Tally up the lines where the string "values" appears; reply with the number only.

* **Dataset records**
⁂
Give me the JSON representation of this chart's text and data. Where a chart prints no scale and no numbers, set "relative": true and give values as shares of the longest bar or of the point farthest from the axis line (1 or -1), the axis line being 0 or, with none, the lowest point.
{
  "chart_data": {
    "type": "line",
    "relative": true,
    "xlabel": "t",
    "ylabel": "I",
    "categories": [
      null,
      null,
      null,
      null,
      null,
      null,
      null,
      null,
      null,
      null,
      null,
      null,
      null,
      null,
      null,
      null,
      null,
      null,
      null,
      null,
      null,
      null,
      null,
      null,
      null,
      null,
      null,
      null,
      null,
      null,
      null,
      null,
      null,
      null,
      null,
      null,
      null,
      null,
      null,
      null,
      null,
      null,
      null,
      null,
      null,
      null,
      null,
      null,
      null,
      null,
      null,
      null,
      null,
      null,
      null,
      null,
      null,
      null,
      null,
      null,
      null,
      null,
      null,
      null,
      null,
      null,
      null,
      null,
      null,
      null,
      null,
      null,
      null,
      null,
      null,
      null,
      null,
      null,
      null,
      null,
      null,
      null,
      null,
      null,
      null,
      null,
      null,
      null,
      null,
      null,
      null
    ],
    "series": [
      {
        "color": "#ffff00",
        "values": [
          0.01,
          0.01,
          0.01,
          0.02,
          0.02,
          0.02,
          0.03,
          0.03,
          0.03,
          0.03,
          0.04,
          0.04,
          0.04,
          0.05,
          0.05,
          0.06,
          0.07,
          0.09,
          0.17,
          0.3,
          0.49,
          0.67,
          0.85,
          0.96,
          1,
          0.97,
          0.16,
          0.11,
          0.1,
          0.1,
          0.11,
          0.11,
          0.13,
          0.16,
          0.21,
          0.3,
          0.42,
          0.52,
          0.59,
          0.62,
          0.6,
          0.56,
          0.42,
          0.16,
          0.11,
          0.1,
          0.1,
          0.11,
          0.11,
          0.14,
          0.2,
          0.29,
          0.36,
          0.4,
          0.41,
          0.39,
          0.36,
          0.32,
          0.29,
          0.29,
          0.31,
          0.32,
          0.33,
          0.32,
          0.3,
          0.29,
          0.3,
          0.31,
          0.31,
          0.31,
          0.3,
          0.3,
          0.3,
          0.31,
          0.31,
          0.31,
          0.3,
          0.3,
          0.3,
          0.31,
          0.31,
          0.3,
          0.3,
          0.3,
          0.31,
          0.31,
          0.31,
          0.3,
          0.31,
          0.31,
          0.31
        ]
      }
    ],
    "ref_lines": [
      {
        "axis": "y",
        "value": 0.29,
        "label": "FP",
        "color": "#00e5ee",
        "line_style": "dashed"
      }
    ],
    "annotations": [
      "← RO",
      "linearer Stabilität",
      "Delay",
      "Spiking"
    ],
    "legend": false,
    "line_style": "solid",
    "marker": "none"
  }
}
⁂
* **Result for this task**
2